__Provided data__
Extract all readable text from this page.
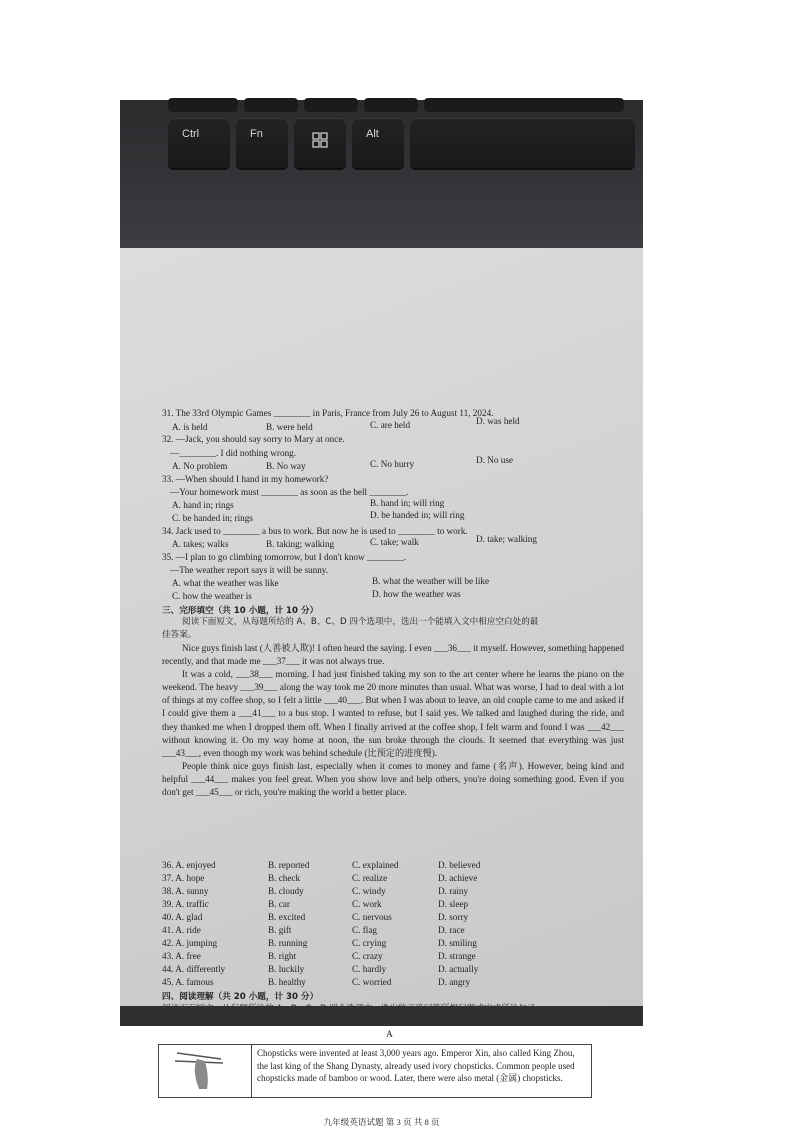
Ctrl	Fn	Alt
31. The 33rd Olympic Games ________ in Paris, France from July 26 to August 11, 2024.
A. is held	B. were held	C. are held	D. was held
32. —Jack, you should say sorry to Mary at once.
—________. I did nothing wrong.
A. No problem	B. No way	C. No hurry	D. No use
33. —When should I hand in my homework?
—Your homework must ________ as soon as the bell ________.
A. hand in; rings	B. hand in; will ring
C. be handed in; rings	D. be handed in; will ring
34. Jack used to ________ a bus to work. But now he is used to ________ to work.
A. takes; walks	B. taking; walking	C. take; walk	D. take; walking
35. —I plan to go climbing tomorrow, but I don't know ________.
—The weather report says it will be sunny.
A. what the weather was like	B. what the weather will be like
C. how the weather is	D. how the weather was
三、完形填空（共 10 小题，计 10 分）
阅读下面短文，从每题所给的 A、B、C、D 四个选项中，选出一个能填入文中相应空白处的最
佳答案。

Nice guys finish last (人善被人欺)! I often heard the saying. I even ___36___ it myself. However, something happened recently, and that made me ___37___ it was not always true.

It was a cold, ___38___ morning. I had just finished taking my son to the art center where he learns the piano on the weekend. The heavy ___39___ along the way took me 20 more minutes than usual. What was worse, I had to deal with a lot of things at my coffee shop, so I felt a little ___40___. But when I was about to leave, an old couple came to me and asked if I could give them a ___41___ to a bus stop. I wanted to refuse, but I said yes. We talked and laughed during the ride, and they thanked me when I dropped them off. When I finally arrived at the coffee shop, I felt warm and found I was ___42___ without knowing it. On my way home at noon, the sun broke through the clouds. It seemed that everything was just ___43___, even though my work was behind schedule (比预定的进度慢).

People think nice guys finish last, especially when it comes to money and fame (名声). However, being kind and helpful ___44___ makes you feel great. When you show love and help others, you're doing something good. Even if you don't get ___45___ or rich, you're making the world a better place.

36. A. enjoyed	B. reported	C. explained	D. believed
37. A. hope	B. check	C. realize	D. achieve
38. A. sunny	B. cloudy	C. windy	D. rainy
39. A. traffic	B. car	C. work	D. sleep
40. A. glad	B. excited	C. nervous	D. sorry
41. A. ride	B. gift	C. flag	D. race
42. A. jumping	B. running	C. crying	D. smiling
43. A. free	B. right	C. crazy	D. strange
44. A. differently	B. luckily	C. hardly	D. actually
45. A. famous	B. healthy	C. worried	D. angry
四、阅读理解（共 20 小题，计 30 分）
A
Chopsticks were invented at least 3,000 years ago. Emperor Xin, also called King Zhou, the last king of the Shang Dynasty, already used ivory chopsticks. Common people used chopsticks made of bamboo or wood. Later, there were also metal (金属) chopsticks.
九年级英语试题 第 3 页 共 8 页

__Given task__
From the records above, pull out every line containing the word "last".

__Result for this task__
Nice guys finish last (人善被人欺)! I often heard the saying. I even ___36___ it myself. However, something happened recently, and that made me ___37___ it was not always true.
People think nice guys finish last, especially when it comes to money and fame (名声). However, being kind and helpful ___44___ makes you feel great. When you show love and help others, you're doing something good. Even if you don't get ___45___ or rich, you're making the world a better place.
Chopsticks were invented at least 3,000 years ago. Emperor Xin, also called King Zhou, the last king of the Shang Dynasty, already used ivory chopsticks. Common people used chopsticks made of bamboo or wood. Later, there were also metal (金属) chopsticks.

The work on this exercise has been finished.